■ Task description:
Give a verbatim quotation of every record.

[Collected data]
"""

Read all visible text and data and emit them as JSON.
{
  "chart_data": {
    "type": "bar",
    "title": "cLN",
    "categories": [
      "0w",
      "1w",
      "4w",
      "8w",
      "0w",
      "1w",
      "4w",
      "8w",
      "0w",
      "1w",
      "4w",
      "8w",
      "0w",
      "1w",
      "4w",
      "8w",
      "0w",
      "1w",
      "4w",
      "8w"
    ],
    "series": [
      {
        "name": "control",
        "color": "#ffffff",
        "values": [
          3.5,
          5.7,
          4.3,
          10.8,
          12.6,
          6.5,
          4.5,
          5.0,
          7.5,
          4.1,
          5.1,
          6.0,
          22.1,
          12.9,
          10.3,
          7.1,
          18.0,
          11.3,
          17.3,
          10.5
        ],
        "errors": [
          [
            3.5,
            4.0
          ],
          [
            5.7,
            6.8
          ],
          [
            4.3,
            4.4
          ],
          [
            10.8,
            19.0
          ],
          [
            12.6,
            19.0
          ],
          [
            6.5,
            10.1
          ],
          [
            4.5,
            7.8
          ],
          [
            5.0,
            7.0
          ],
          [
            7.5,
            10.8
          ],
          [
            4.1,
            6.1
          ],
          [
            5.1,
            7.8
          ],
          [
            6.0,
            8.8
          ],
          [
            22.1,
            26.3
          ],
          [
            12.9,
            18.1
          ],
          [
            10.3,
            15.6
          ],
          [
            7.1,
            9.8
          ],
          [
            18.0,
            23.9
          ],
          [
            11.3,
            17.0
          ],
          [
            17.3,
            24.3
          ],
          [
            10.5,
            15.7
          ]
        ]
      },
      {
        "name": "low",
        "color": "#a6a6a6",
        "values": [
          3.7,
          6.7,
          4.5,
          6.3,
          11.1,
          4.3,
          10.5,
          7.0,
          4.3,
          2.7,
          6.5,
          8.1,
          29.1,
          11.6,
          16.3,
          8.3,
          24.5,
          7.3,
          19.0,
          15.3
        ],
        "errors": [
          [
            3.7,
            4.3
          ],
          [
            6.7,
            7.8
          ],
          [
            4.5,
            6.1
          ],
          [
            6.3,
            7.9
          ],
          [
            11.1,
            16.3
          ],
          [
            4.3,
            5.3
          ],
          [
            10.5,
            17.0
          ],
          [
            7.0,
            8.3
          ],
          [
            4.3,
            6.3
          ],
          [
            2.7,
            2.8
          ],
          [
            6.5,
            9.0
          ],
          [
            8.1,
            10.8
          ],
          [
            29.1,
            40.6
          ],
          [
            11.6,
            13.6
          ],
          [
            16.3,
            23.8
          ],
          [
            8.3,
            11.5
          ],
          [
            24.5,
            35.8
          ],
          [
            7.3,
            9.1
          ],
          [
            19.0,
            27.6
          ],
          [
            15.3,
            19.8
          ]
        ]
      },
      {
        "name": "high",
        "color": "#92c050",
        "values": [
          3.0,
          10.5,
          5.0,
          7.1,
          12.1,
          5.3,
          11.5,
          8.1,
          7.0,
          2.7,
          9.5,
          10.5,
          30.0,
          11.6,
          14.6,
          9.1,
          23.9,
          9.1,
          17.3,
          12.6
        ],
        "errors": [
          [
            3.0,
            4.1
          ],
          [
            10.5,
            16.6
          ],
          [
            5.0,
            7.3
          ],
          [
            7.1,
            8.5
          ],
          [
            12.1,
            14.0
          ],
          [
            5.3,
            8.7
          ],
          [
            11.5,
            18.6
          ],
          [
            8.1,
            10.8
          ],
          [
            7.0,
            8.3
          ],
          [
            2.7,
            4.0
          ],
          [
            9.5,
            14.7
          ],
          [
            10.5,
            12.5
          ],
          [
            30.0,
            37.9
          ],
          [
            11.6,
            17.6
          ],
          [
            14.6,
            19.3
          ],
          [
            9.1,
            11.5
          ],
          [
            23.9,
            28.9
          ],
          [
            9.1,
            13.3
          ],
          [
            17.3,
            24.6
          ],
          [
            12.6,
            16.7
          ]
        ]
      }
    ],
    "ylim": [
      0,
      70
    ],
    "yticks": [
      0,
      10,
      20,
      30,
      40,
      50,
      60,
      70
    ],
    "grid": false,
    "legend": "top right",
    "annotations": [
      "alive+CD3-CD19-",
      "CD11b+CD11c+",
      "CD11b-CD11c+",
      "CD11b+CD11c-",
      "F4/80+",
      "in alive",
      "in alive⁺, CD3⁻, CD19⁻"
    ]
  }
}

"""

■ Solution below:
Read all visible text and data and emit them as JSON.
{
  "chart_data": {
    "type": "bar",
    "title": "cLN",
    "categories": [
      "0w",
      "1w",
      "4w",
      "8w",
      "0w",
      "1w",
      "4w",
      "8w",
      "0w",
      "1w",
      "4w",
      "8w",
      "0w",
      "1w",
      "4w",
      "8w",
      "0w",
      "1w",
      "4w",
      "8w"
    ],
    "series": [
      {
        "name": "control",
        "color": "#ffffff",
        "values": [
          3.5,
          5.7,
          4.3,
          10.8,
          12.6,
          6.5,
          4.5,
          5.0,
          7.5,
          4.1,
          5.1,
          6.0,
          22.1,
          12.9,
          10.3,
          7.1,
          18.0,
          11.3,
          17.3,
          10.5
        ],
        "errors": [
          [
            3.5,
            4.0
          ],
          [
            5.7,
            6.8
          ],
          [
            4.3,
            4.4
          ],
          [
            10.8,
            19.0
          ],
          [
            12.6,
            19.0
          ],
          [
            6.5,
            10.1
          ],
          [
            4.5,
            7.8
          ],
          [
            5.0,
            7.0
          ],
          [
            7.5,
            10.8
          ],
          [
            4.1,
            6.1
          ],
          [
            5.1,
            7.8
          ],
          [
            6.0,
            8.8
          ],
          [
            22.1,
            26.3
          ],
          [
            12.9,
            18.1
          ],
          [
            10.3,
            15.6
          ],
          [
            7.1,
            9.8
          ],
          [
            18.0,
            23.9
          ],
          [
            11.3,
            17.0
          ],
          [
            17.3,
            24.3
          ],
          [
            10.5,
            15.7
          ]
        ]
      },
      {
        "name": "low",
        "color": "#a6a6a6",
        "values": [
          3.7,
          6.7,
          4.5,
          6.3,
          11.1,
          4.3,
          10.5,
          7.0,
          4.3,
          2.7,
          6.5,
          8.1,
          29.1,
          11.6,
          16.3,
          8.3,
          24.5,
          7.3,
          19.0,
          15.3
        ],
        "errors": [
          [
            3.7,
            4.3
          ],
          [
            6.7,
            7.8
          ],
          [
            4.5,
            6.1
          ],
          [
            6.3,
            7.9
          ],
          [
            11.1,
            16.3
          ],
          [
            4.3,
            5.3
          ],
          [
            10.5,
            17.0
          ],
          [
            7.0,
            8.3
          ],
          [
            4.3,
            6.3
          ],
          [
            2.7,
            2.8
          ],
          [
            6.5,
            9.0
          ],
          [
            8.1,
            10.8
          ],
          [
            29.1,
            40.6
          ],
          [
            11.6,
            13.6
          ],
          [
            16.3,
            23.8
          ],
          [
            8.3,
            11.5
          ],
          [
            24.5,
            35.8
          ],
          [
            7.3,
            9.1
          ],
          [
            19.0,
            27.6
          ],
          [
            15.3,
            19.8
          ]
        ]
      },
      {
        "name": "high",
        "color": "#92c050",
        "values": [
          3.0,
          10.5,
          5.0,
          7.1,
          12.1,
          5.3,
          11.5,
          8.1,
          7.0,
          2.7,
          9.5,
          10.5,
          30.0,
          11.6,
          14.6,
          9.1,
          23.9,
          9.1,
          17.3,
          12.6
        ],
        "errors": [
          [
            3.0,
            4.1
          ],
          [
            10.5,
            16.6
          ],
          [
            5.0,
            7.3
          ],
          [
            7.1,
            8.5
          ],
          [
            12.1,
            14.0
          ],
          [
            5.3,
            8.7
          ],
          [
            11.5,
            18.6
          ],
          [
            8.1,
            10.8
          ],
          [
            7.0,
            8.3
          ],
          [
            2.7,
            4.0
          ],
          [
            9.5,
            14.7
          ],
          [
            10.5,
            12.5
          ],
          [
            30.0,
            37.9
          ],
          [
            11.6,
            17.6
          ],
          [
            14.6,
            19.3
          ],
          [
            9.1,
            11.5
          ],
          [
            23.9,
            28.9
          ],
          [
            9.1,
            13.3
          ],
          [
            17.3,
            24.6
          ],
          [
            12.6,
            16.7
          ]
        ]
      }
    ],
    "ylim": [
      0,
      70
    ],
    "yticks": [
      0,
      10,
      20,
      30,
      40,
      50,
      60,
      70
    ],
    "grid": false,
    "legend": "top right",
    "annotations": [
      "alive+CD3-CD19-",
      "CD11b+CD11c+",
      "CD11b-CD11c+",
      "CD11b+CD11c-",
      "F4/80+",
      "in alive",
      "in alive⁺, CD3⁻, CD19⁻"
    ]
  }
}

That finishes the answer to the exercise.